EXERCISE DIRECTIONS:
Retype the whole listing, please, keeping every line exact and dropping the pictures.
***
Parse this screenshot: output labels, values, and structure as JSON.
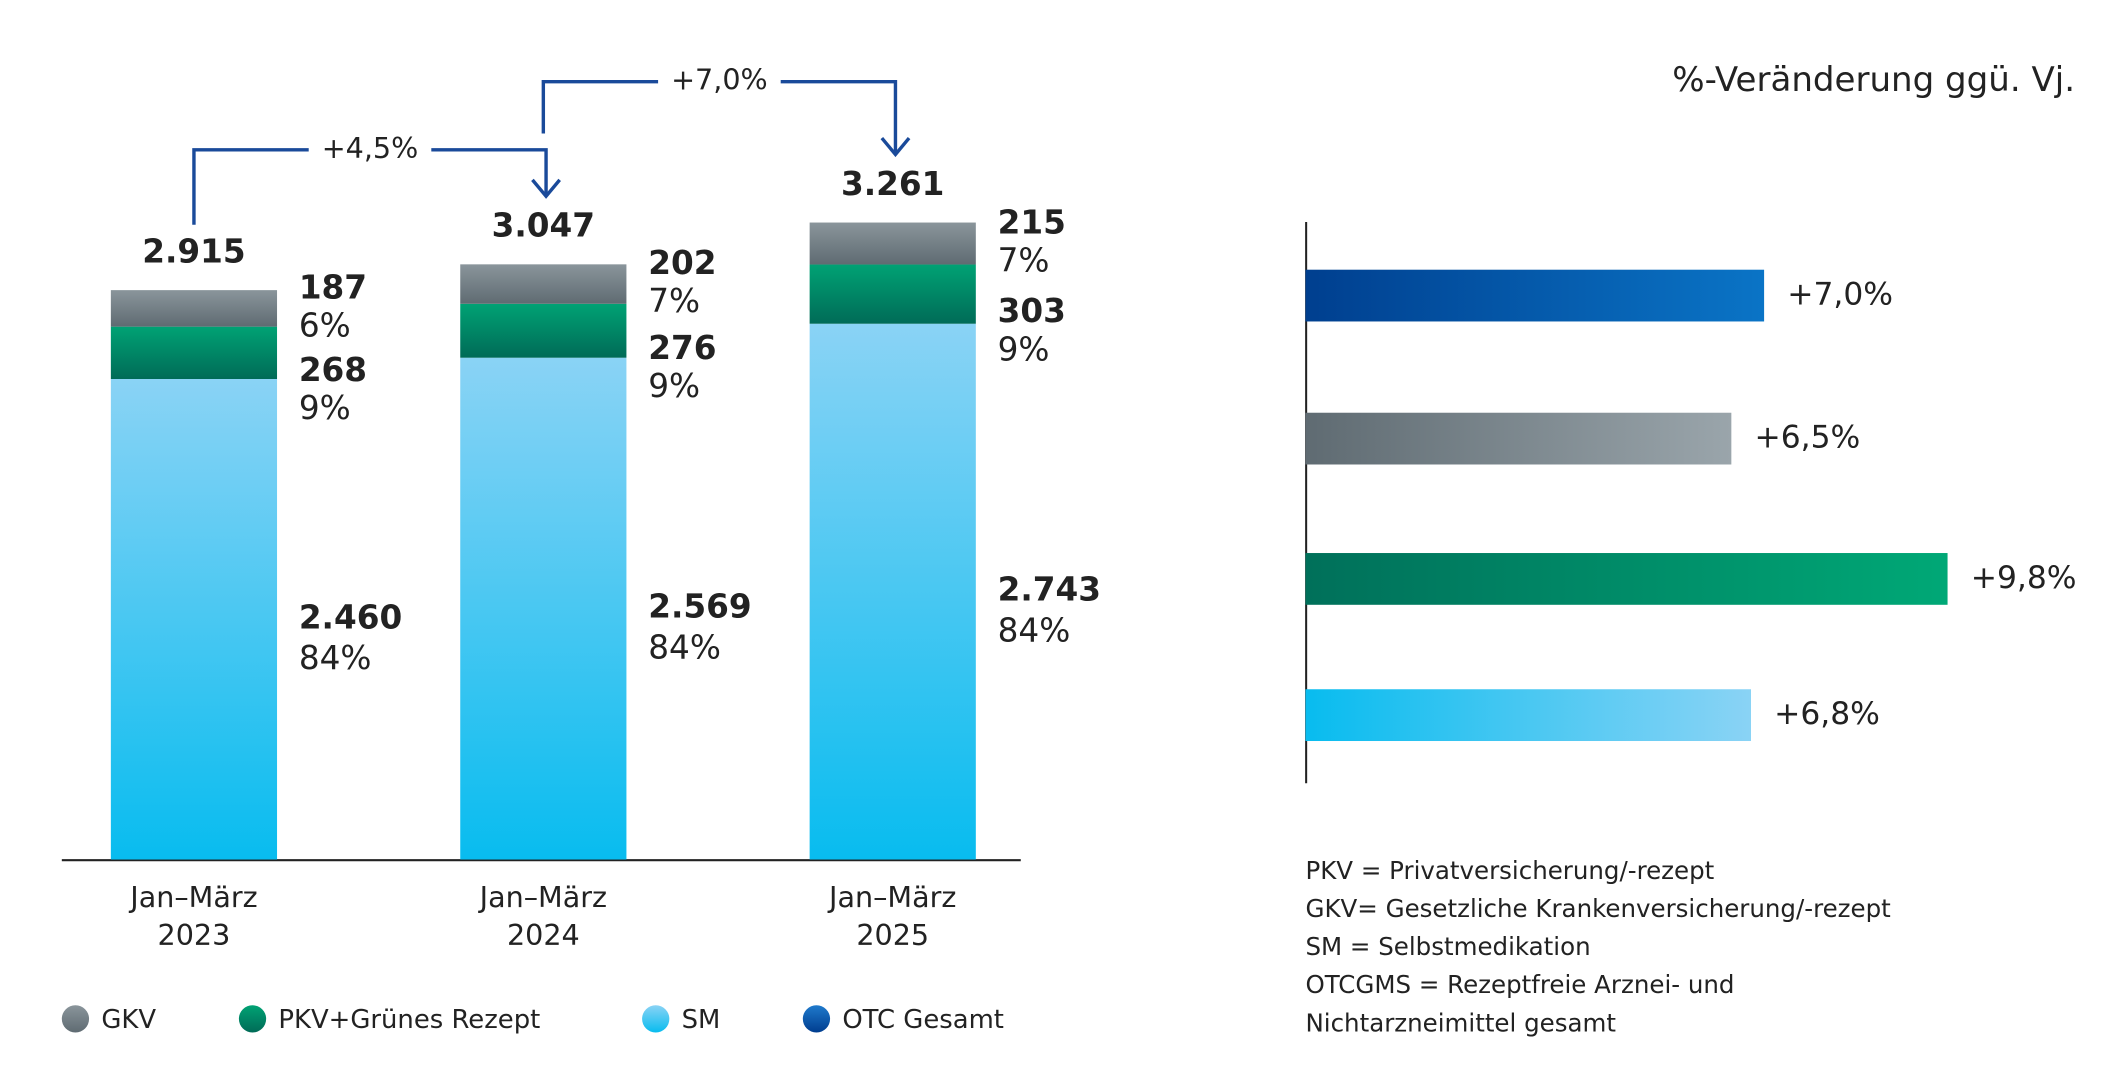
{
  "chart_data": [
    {
      "type": "stacked-bar",
      "categories": [
        [
          "Jan–März",
          "2023"
        ],
        [
          "Jan–März",
          "2024"
        ],
        [
          "Jan–März",
          "2025"
        ]
      ],
      "series": [
        {
          "name": "GKV",
          "color": [
            "#8a959b",
            "#5f6b72"
          ],
          "label_color": "#6b777e",
          "values": [
            187,
            202,
            215
          ],
          "value_labels": [
            "187",
            "202",
            "215"
          ],
          "shares": [
            6,
            7,
            7
          ],
          "share_labels": [
            "6%",
            "7%",
            "7%"
          ]
        },
        {
          "name": "PKV+Grünes Rezept",
          "color": [
            "#00a274",
            "#006b57"
          ],
          "label_color": "#00a070",
          "values": [
            268,
            276,
            303
          ],
          "value_labels": [
            "268",
            "276",
            "303"
          ],
          "shares": [
            9,
            9,
            9
          ],
          "share_labels": [
            "9%",
            "9%",
            "9%"
          ]
        },
        {
          "name": "SM",
          "color": [
            "#8ad3f5",
            "#08bcef"
          ],
          "label_color": "#2bb5ea",
          "values": [
            2460,
            2569,
            2743
          ],
          "value_labels": [
            "2.460",
            "2.569",
            "2.743"
          ],
          "shares": [
            84,
            84,
            84
          ],
          "share_labels": [
            "84%",
            "84%",
            "84%"
          ]
        }
      ],
      "total": {
        "name": "OTC Gesamt",
        "color": [
          "#1f7acc",
          "#003d8f"
        ],
        "label_color": "#0a3d8a",
        "values": [
          2915,
          3047,
          3261
        ],
        "value_labels": [
          "2.915",
          "3.047",
          "3.261"
        ]
      },
      "annotations": [
        "+4,5%",
        "+7,0%"
      ]
    },
    {
      "type": "hbar",
      "title": "%-Veränderung ggü. Vj.",
      "values": [
        7.0,
        6.5,
        9.8,
        6.8
      ],
      "value_labels": [
        "+7,0%",
        "+6,5%",
        "+9,8%",
        "+6,8%"
      ],
      "colors": [
        [
          "#003f8f",
          "#0a74c6"
        ],
        [
          "#5f6b72",
          "#9aa5ab"
        ],
        [
          "#00705a",
          "#00a876"
        ],
        [
          "#08bcef",
          "#8ad3f5"
        ]
      ],
      "notes": [
        "PKV = Privatversicherung/-rezept",
        "GKV= Gesetzliche Krankenversicherung/-rezept",
        "SM = Selbstmedikation",
        "OTCGMS = Rezeptfreie Arznei- und",
        "Nichtarzneimittel gesamt"
      ]
    }
  ]
}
***
RESULT OF THE EXERCISE:
Parse this screenshot: output labels, values, and structure as JSON.
{
  "chart_data": [
    {
      "type": "stacked-bar",
      "categories": [
        [
          "Jan–März",
          "2023"
        ],
        [
          "Jan–März",
          "2024"
        ],
        [
          "Jan–März",
          "2025"
        ]
      ],
      "series": [
        {
          "name": "GKV",
          "color": [
            "#8a959b",
            "#5f6b72"
          ],
          "label_color": "#6b777e",
          "values": [
            187,
            202,
            215
          ],
          "value_labels": [
            "187",
            "202",
            "215"
          ],
          "shares": [
            6,
            7,
            7
          ],
          "share_labels": [
            "6%",
            "7%",
            "7%"
          ]
        },
        {
          "name": "PKV+Grünes Rezept",
          "color": [
            "#00a274",
            "#006b57"
          ],
          "label_color": "#00a070",
          "values": [
            268,
            276,
            303
          ],
          "value_labels": [
            "268",
            "276",
            "303"
          ],
          "shares": [
            9,
            9,
            9
          ],
          "share_labels": [
            "9%",
            "9%",
            "9%"
          ]
        },
        {
          "name": "SM",
          "color": [
            "#8ad3f5",
            "#08bcef"
          ],
          "label_color": "#2bb5ea",
          "values": [
            2460,
            2569,
            2743
          ],
          "value_labels": [
            "2.460",
            "2.569",
            "2.743"
          ],
          "shares": [
            84,
            84,
            84
          ],
          "share_labels": [
            "84%",
            "84%",
            "84%"
          ]
        }
      ],
      "total": {
        "name": "OTC Gesamt",
        "color": [
          "#1f7acc",
          "#003d8f"
        ],
        "label_color": "#0a3d8a",
        "values": [
          2915,
          3047,
          3261
        ],
        "value_labels": [
          "2.915",
          "3.047",
          "3.261"
        ]
      },
      "annotations": [
        "+4,5%",
        "+7,0%"
      ]
    },
    {
      "type": "hbar",
      "title": "%-Veränderung ggü. Vj.",
      "values": [
        7.0,
        6.5,
        9.8,
        6.8
      ],
      "value_labels": [
        "+7,0%",
        "+6,5%",
        "+9,8%",
        "+6,8%"
      ],
      "colors": [
        [
          "#003f8f",
          "#0a74c6"
        ],
        [
          "#5f6b72",
          "#9aa5ab"
        ],
        [
          "#00705a",
          "#00a876"
        ],
        [
          "#08bcef",
          "#8ad3f5"
        ]
      ],
      "notes": [
        "PKV = Privatversicherung/-rezept",
        "GKV= Gesetzliche Krankenversicherung/-rezept",
        "SM = Selbstmedikation",
        "OTCGMS = Rezeptfreie Arznei- und",
        "Nichtarzneimittel gesamt"
      ]
    }
  ]
}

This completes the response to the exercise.